Data extract

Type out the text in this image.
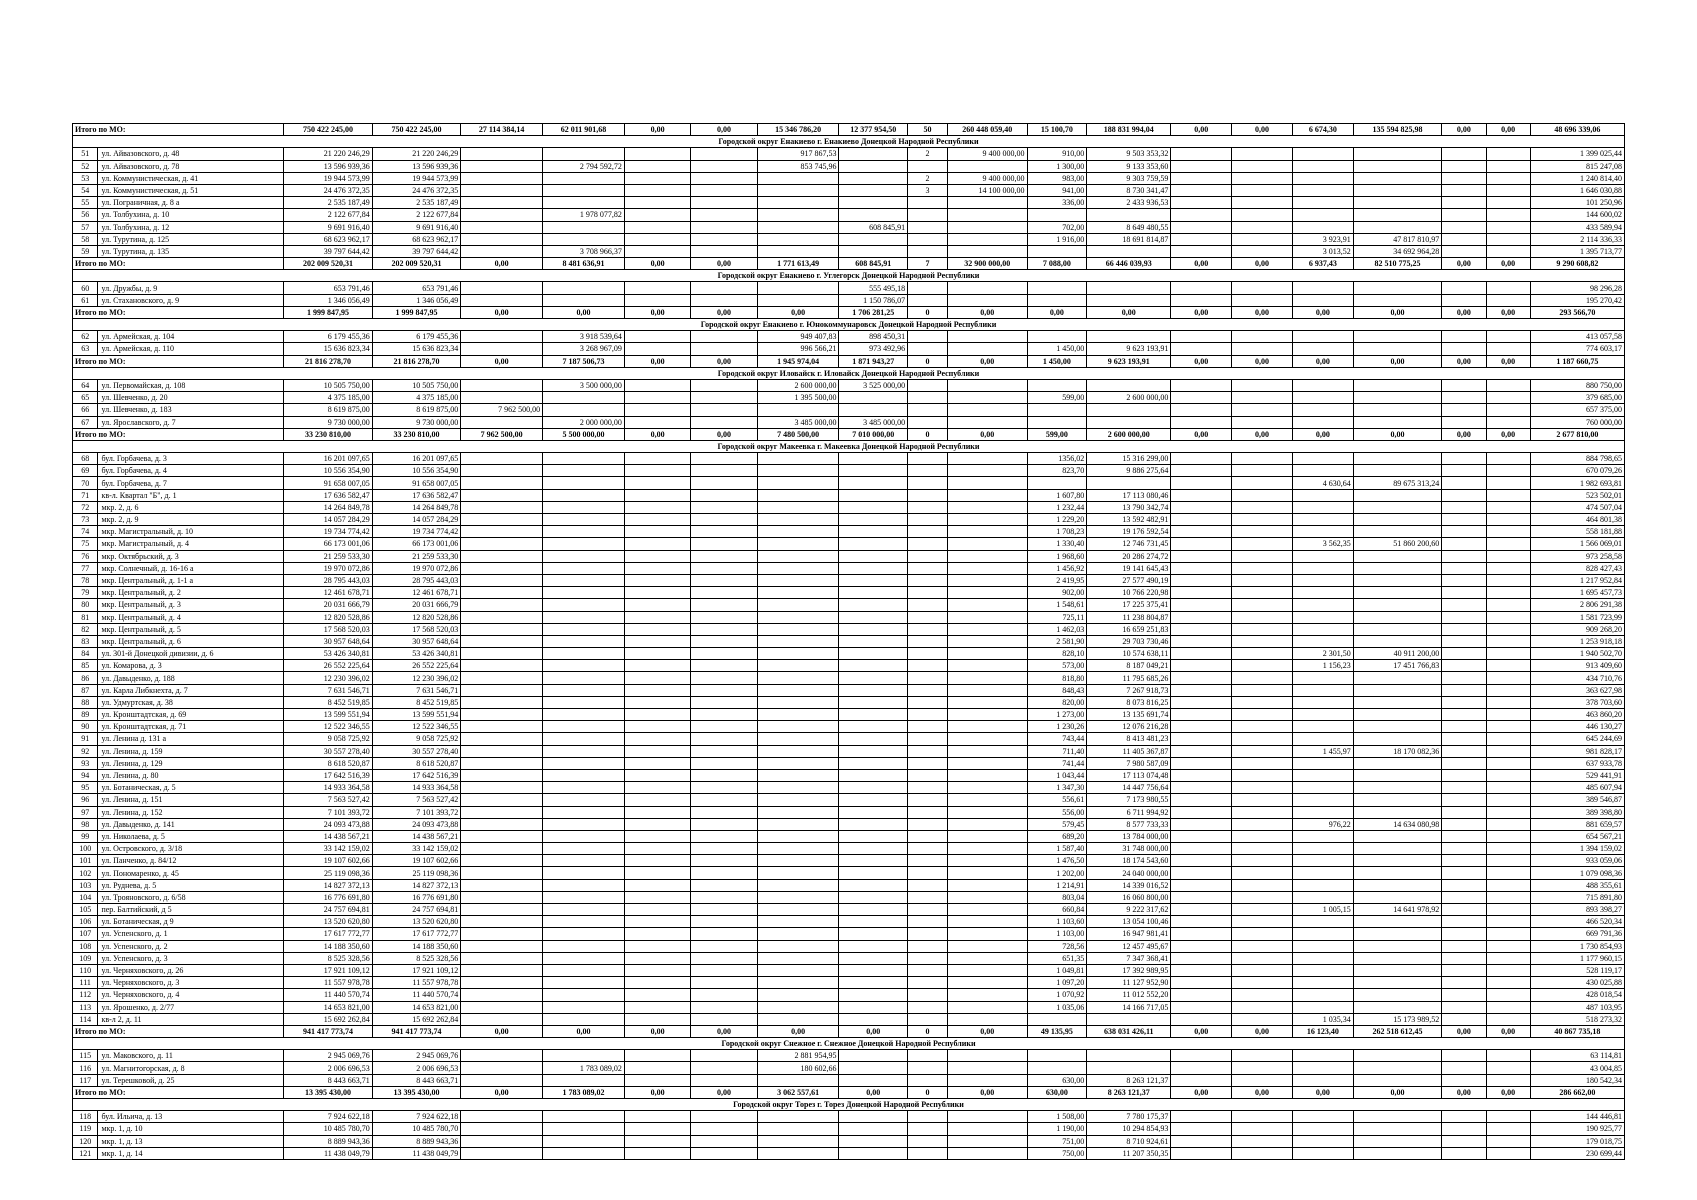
Итого по МО:		750 422 245,00	750 422 245,00	27 114 384,14	62 011 901,68	0,00	0,00	15 346 786,20	12 377 954,50	50	260 448 059,40	15 100,70	188 831 994,04	0,00	0,00	6 674,30	135 594 825,98	0,00	0,00	48 696 339,06
Городской округ Енакиево г. Енакиево Донецкой Народной Республики																				
51	ул. Айвазовского, д. 48	21 220 246,29	21 220 246,29					917 867,53		2	9 400 000,00	910,00	9 503 353,32							1 399 025,44
52	ул. Айвазовского, д. 78	13 596 939,36	13 596 939,36		2 794 592,72			853 745,96				1 300,00	9 133 353,60							815 247,08
53	ул. Коммунистическая, д. 41	19 944 573,99	19 944 573,99							2	9 400 000,00	983,00	9 303 759,59							1 240 814,40
54	ул. Коммунистическая, д. 51	24 476 372,35	24 476 372,35							3	14 100 000,00	941,00	8 730 341,47							1 646 030,88
55	ул. Пограничная, д. 8 а	2 535 187,49	2 535 187,49									336,00	2 433 936,53							101 250,96
56	ул. Толбухина, д. 10	2 122 677,84	2 122 677,84		1 978 077,82															144 600,02
57	ул. Толбухина, д. 12	9 691 916,40	9 691 916,40						608 845,91			702,00	8 649 480,55							433 589,94
58	ул. Турутина, д. 125	68 623 962,17	68 623 962,17									1 916,00	18 691 814,87			3 923,91	47 817 810,97			2 114 336,33
59	ул. Турутина, д. 135	39 797 644,42	39 797 644,42		3 708 966,37											3 013,52	34 692 964,28			1 395 713,77
Итого по МО:		202 009 520,31	202 009 520,31	0,00	8 481 636,91	0,00	0,00	1 771 613,49	608 845,91	7	32 900 000,00	7 088,00	66 446 039,93	0,00	0,00	6 937,43	82 510 775,25	0,00	0,00	9 290 608,82
Городской округ Енакиево г. Углегорск Донецкой Народной Республики																				
60	ул. Дружбы, д. 9	653 791,46	653 791,46						555 495,18											98 296,28
61	ул. Стахановского, д. 9	1 346 056,49	1 346 056,49						1 150 786,07											195 270,42
Итого по МО:		1 999 847,95	1 999 847,95	0,00	0,00	0,00	0,00	0,00	1 706 281,25	0	0,00	0,00	0,00	0,00	0,00	0,00	0,00	0,00	0,00	293 566,70
Городской округ Енакиево г. Юнокоммунаровск Донецкой Народной Республики																				
62	ул. Армейская, д. 104	6 179 455,36	6 179 455,36		3 918 539,64			949 407,83	898 450,31											413 057,58
63	ул. Армейская, д. 110	15 636 823,34	15 636 823,34		3 268 967,09			996 566,21	973 492,96			1 450,00	9 623 193,91							774 603,17
Итого по МО:		21 816 278,70	21 816 278,70	0,00	7 187 506,73	0,00	0,00	1 945 974,04	1 871 943,27	0	0,00	1 450,00	9 623 193,91	0,00	0,00	0,00	0,00	0,00	0,00	1 187 660,75
Городской округ Иловайск г. Иловайск Донецкой Народной Республики																				
64	ул. Первомайская, д. 108	10 505 750,00	10 505 750,00		3 500 000,00			2 600 000,00	3 525 000,00											880 750,00
65	ул. Шевченко, д. 20	4 375 185,00	4 375 185,00					1 395 500,00				599,00	2 600 000,00							379 685,00
66	ул. Шевченко, д. 183	8 619 875,00	8 619 875,00	7 962 500,00																657 375,00
67	ул. Ярославского, д. 7	9 730 000,00	9 730 000,00		2 000 000,00			3 485 000,00	3 485 000,00											760 000,00
Итого по МО:		33 230 810,00	33 230 810,00	7 962 500,00	5 500 000,00	0,00	0,00	7 480 500,00	7 010 000,00	0	0,00	599,00	2 600 000,00	0,00	0,00	0,00	0,00	0,00	0,00	2 677 810,00
Городской округ Макеевка г. Макеевка Донецкой Народной Республики																				
68	бул. Горбачева, д. 3	16 201 097,65	16 201 097,65									1356,02	15 316 299,00							884 798,65
69	бул. Горбачева, д. 4	10 556 354,90	10 556 354,90									823,70	9 886 275,64							670 079,26
70	бул. Горбачева, д. 7	91 658 007,05	91 658 007,05													4 630,64	89 675 313,24			1 982 693,81
71	кв-л. Квартал "Б", д. 1	17 636 582,47	17 636 582,47									1 607,80	17 113 080,46							523 502,01
72	мкр. 2, д. 6	14 264 849,78	14 264 849,78									1 232,44	13 790 342,74							474 507,04
73	мкр. 2, д. 9	14 057 284,29	14 057 284,29									1 229,20	13 592 482,91							464 801,38
74	мкр. Магистральный, д. 10	19 734 774,42	19 734 774,42									1 708,23	19 176 592,54							558 181,88
75	мкр. Магистральный, д. 4	66 173 001,06	66 173 001,06									1 330,40	12 746 731,45			3 562,35	51 860 200,60			1 566 069,01
76	мкр. Октябрьский, д. 3	21 259 533,30	21 259 533,30									1 968,60	20 286 274,72							973 258,58
77	мкр. Солнечный, д. 16-16 а	19 970 072,86	19 970 072,86									1 456,92	19 141 645,43							828 427,43
78	мкр. Центральный, д. 1-1 а	28 795 443,03	28 795 443,03									2 419,95	27 577 490,19							1 217 952,84
79	мкр. Центральный, д. 2	12 461 678,71	12 461 678,71									902,00	10 766 220,98							1 695 457,73
80	мкр. Центральный, д. 3	20 031 666,79	20 031 666,79									1 548,61	17 225 375,41							2 806 291,38
81	мкр. Центральный, д. 4	12 820 528,86	12 820 528,86									725,11	11 238 804,87							1 581 723,99
82	мкр. Центральный, д. 5	17 568 520,03	17 568 520,03									1 462,03	16 659 251,83							909 268,20
83	мкр. Центральный, д. 6	30 957 648,64	30 957 648,64									2 581,90	29 703 730,46							1 253 918,18
84	ул. 301-й Донецкой дивизии, д. 6	53 426 340,81	53 426 340,81									828,10	10 574 638,11			2 301,50	40 911 200,00			1 940 502,70
85	ул. Комарова, д. 3	26 552 225,64	26 552 225,64									573,00	8 187 049,21			1 156,23	17 451 766,83			913 409,60
86	ул. Давыденко, д. 188	12 230 396,02	12 230 396,02									818,80	11 795 685,26							434 710,76
87	ул. Карла Либкнехта, д. 7	7 631 546,71	7 631 546,71									848,43	7 267 918,73							363 627,98
88	ул. Удмуртская, д. 38	8 452 519,85	8 452 519,85									820,00	8 073 816,25							378 703,60
89	ул. Кронштадтская, д. 69	13 599 551,94	13 599 551,94									1 273,00	13 135 691,74							463 860,20
90	ул. Кронштадтская, д. 71	12 522 346,55	12 522 346,55									1 230,26	12 076 216,28							446 130,27
91	ул. Ленина д. 131 а	9 058 725,92	9 058 725,92									743,44	8 413 481,23							645 244,69
92	ул. Ленина, д. 159	30 557 278,40	30 557 278,40									711,40	11 405 367,87			1 455,97	18 170 082,36			981 828,17
93	ул. Ленина, д. 129	8 618 520,87	8 618 520,87									741,44	7 980 587,09							637 933,78
94	ул. Ленина, д. 80	17 642 516,39	17 642 516,39									1 043,44	17 113 074,48							529 441,91
95	ул. Ботаническая, д. 5	14 933 364,58	14 933 364,58									1 347,30	14 447 756,64							485 607,94
96	ул. Ленина, д. 151	7 563 527,42	7 563 527,42									556,61	7 173 980,55							389 546,87
97	ул. Ленина, д. 152	7 101 393,72	7 101 393,72									556,00	6 711 994,92							389 398,80
98	ул. Давыденко, д. 141	24 093 473,88	24 093 473,88									579,45	8 577 733,33			976,22	14 634 080,98			881 659,57
99	ул. Николаева, д. 5	14 438 567,21	14 438 567,21									689,20	13 784 000,00							654 567,21
100	ул. Островского, д. 3/18	33 142 159,02	33 142 159,02									1 587,40	31 748 000,00							1 394 159,02
101	ул. Панченко, д. 84/12	19 107 602,66	19 107 602,66									1 476,50	18 174 543,60							933 059,06
102	ул. Пономаренко, д. 45	25 119 098,36	25 119 098,36									1 202,00	24 040 000,00							1 079 098,36
103	ул. Руднева, д. 5	14 827 372,13	14 827 372,13									1 214,91	14 339 016,52							488 355,61
104	ул. Трояновского, д. 6/58	16 776 691,80	16 776 691,80									803,04	16 060 800,00							715 891,80
105	пер. Балтийский, д 5	24 757 694,81	24 757 694,81									660,84	9 222 317,62			1 005,15	14 641 978,92			893 398,27
106	ул. Ботаническая, д 9	13 520 620,80	13 520 620,80									1 103,60	13 054 100,46							466 520,34
107	ул. Успенского, д. 1	17 617 772,77	17 617 772,77									1 103,00	16 947 981,41							669 791,36
108	ул. Успенского, д. 2	14 188 350,60	14 188 350,60									728,56	12 457 495,67							1 730 854,93
109	ул. Успенского, д. 3	8 525 328,56	8 525 328,56									651,35	7 347 368,41							1 177 960,15
110	ул. Черняховского, д. 26	17 921 109,12	17 921 109,12									1 049,81	17 392 989,95							528 119,17
111	ул. Черняховского, д. 3	11 557 978,78	11 557 978,78									1 097,20	11 127 952,90							430 025,88
112	ул. Черняховского, д. 4	11 440 570,74	11 440 570,74									1 070,92	11 012 552,20							428 018,54
113	ул. Ярошенко, д. 2/77	14 653 821,00	14 653 821,00									1 035,06	14 166 717,05							487 103,95
114	кв-л 2, д. 11	15 692 262,84	15 692 262,84													1 035,34	15 173 989,52			518 273,32
Итого по МО:		941 417 773,74	941 417 773,74	0,00	0,00	0,00	0,00	0,00	0,00	0	0,00	49 135,95	638 031 426,11	0,00	0,00	16 123,40	262 518 612,45	0,00	0,00	40 867 735,18
Городской округ Снежное г. Снежное Донецкой Народной Республики																				
115	ул. Маковского, д. 11	2 945 069,76	2 945 069,76					2 881 954,95												63 114,81
116	ул. Магнитогорская, д. 8	2 006 696,53	2 006 696,53		1 783 089,02			180 602,66												43 004,85
117	ул. Терешковой, д. 25	8 443 663,71	8 443 663,71									630,00	8 263 121,37							180 542,34
Итого по МО:		13 395 430,00	13 395 430,00	0,00	1 783 089,02	0,00	0,00	3 062 557,61	0,00	0	0,00	630,00	8 263 121,37	0,00	0,00	0,00	0,00	0,00	0,00	286 662,00
Городской округ Торез г. Торез Донецкой Народной Республики																				
118	бул. Ильича, д. 13	7 924 622,18	7 924 622,18									1 508,00	7 780 175,37							144 446,81
119	мкр. 1, д. 10	10 485 780,70	10 485 780,70									1 190,00	10 294 854,93							190 925,77
120	мкр. 1, д. 13	8 889 943,36	8 889 943,36									751,00	8 710 924,61							179 018,75
121	мкр. 1, д. 14	11 438 049,79	11 438 049,79									750,00	11 207 350,35							230 699,44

Written instruction
In the material above, show every line where the word "Кронштадтская" turns up.

Written solution
89	ул. Кронштадтская, д. 69	13 599 551,94	13 599 551,94									1 273,00	13 135 691,74							463 860,20
90	ул. Кронштадтская, д. 71	12 522 346,55	12 522 346,55									1 230,26	12 076 216,28							446 130,27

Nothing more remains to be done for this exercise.